-- Start RECORDS FOR THIS EXERCISE --

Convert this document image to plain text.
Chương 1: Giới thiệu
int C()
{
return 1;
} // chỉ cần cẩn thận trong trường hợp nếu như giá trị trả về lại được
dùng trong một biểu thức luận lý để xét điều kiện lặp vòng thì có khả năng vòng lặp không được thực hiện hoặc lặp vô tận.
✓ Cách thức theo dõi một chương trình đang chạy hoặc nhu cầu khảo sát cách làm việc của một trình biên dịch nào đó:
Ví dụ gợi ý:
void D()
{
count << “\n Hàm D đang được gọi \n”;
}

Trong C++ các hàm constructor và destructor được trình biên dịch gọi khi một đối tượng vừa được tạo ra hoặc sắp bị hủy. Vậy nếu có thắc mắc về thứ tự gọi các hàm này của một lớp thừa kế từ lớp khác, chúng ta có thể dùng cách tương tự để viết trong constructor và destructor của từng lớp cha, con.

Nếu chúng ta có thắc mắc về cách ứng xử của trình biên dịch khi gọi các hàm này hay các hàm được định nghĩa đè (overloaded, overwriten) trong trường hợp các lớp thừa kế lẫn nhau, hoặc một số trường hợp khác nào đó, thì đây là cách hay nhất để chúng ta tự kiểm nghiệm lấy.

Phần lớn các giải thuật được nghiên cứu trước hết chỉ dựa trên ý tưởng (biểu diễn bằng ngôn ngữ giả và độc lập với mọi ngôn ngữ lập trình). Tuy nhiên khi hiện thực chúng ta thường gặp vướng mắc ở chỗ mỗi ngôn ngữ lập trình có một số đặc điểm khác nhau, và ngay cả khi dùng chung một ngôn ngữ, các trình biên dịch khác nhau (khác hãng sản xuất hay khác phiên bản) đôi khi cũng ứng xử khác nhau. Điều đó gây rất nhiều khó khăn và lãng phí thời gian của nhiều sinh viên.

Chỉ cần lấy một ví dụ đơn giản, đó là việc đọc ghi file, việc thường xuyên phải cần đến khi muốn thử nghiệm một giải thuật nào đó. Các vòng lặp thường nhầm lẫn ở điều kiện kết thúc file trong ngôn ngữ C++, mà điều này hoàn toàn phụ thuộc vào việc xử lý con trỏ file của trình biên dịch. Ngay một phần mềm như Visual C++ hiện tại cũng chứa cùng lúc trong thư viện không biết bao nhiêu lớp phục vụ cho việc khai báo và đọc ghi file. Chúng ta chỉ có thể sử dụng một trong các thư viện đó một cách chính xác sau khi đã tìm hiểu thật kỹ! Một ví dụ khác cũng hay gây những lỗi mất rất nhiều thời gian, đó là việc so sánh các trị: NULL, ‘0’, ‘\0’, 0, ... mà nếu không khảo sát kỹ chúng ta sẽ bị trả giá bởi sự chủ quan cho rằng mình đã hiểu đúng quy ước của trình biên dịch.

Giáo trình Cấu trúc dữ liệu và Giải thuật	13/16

-- End RECORDS FOR THIS EXERCISE --

WHAT TO WORK ON:
Reproduce every line above without error.

EXERCISE OUTPUT:
Convert this document image to plain text.
Chương 1: Giới thiệu
int C()
{
return 1;
} // chỉ cần cẩn thận trong trường hợp nếu như giá trị trả về lại được
dùng trong một biểu thức luận lý để xét điều kiện lặp vòng thì có khả năng vòng lặp không được thực hiện hoặc lặp vô tận.
✓ Cách thức theo dõi một chương trình đang chạy hoặc nhu cầu khảo sát cách làm việc của một trình biên dịch nào đó:
Ví dụ gợi ý:
void D()
{
count << “\n Hàm D đang được gọi \n”;
}

Trong C++ các hàm constructor và destructor được trình biên dịch gọi khi một đối tượng vừa được tạo ra hoặc sắp bị hủy. Vậy nếu có thắc mắc về thứ tự gọi các hàm này của một lớp thừa kế từ lớp khác, chúng ta có thể dùng cách tương tự để viết trong constructor và destructor của từng lớp cha, con.

Nếu chúng ta có thắc mắc về cách ứng xử của trình biên dịch khi gọi các hàm này hay các hàm được định nghĩa đè (overloaded, overwriten) trong trường hợp các lớp thừa kế lẫn nhau, hoặc một số trường hợp khác nào đó, thì đây là cách hay nhất để chúng ta tự kiểm nghiệm lấy.

Phần lớn các giải thuật được nghiên cứu trước hết chỉ dựa trên ý tưởng (biểu diễn bằng ngôn ngữ giả và độc lập với mọi ngôn ngữ lập trình). Tuy nhiên khi hiện thực chúng ta thường gặp vướng mắc ở chỗ mỗi ngôn ngữ lập trình có một số đặc điểm khác nhau, và ngay cả khi dùng chung một ngôn ngữ, các trình biên dịch khác nhau (khác hãng sản xuất hay khác phiên bản) đôi khi cũng ứng xử khác nhau. Điều đó gây rất nhiều khó khăn và lãng phí thời gian của nhiều sinh viên.

Chỉ cần lấy một ví dụ đơn giản, đó là việc đọc ghi file, việc thường xuyên phải cần đến khi muốn thử nghiệm một giải thuật nào đó. Các vòng lặp thường nhầm lẫn ở điều kiện kết thúc file trong ngôn ngữ C++, mà điều này hoàn toàn phụ thuộc vào việc xử lý con trỏ file của trình biên dịch. Ngay một phần mềm như Visual C++ hiện tại cũng chứa cùng lúc trong thư viện không biết bao nhiêu lớp phục vụ cho việc khai báo và đọc ghi file. Chúng ta chỉ có thể sử dụng một trong các thư viện đó một cách chính xác sau khi đã tìm hiểu thật kỹ! Một ví dụ khác cũng hay gây những lỗi mất rất nhiều thời gian, đó là việc so sánh các trị: NULL, ‘0’, ‘\0’, 0, ... mà nếu không khảo sát kỹ chúng ta sẽ bị trả giá bởi sự chủ quan cho rằng mình đã hiểu đúng quy ước của trình biên dịch.

Giáo trình Cấu trúc dữ liệu và Giải thuật	13/16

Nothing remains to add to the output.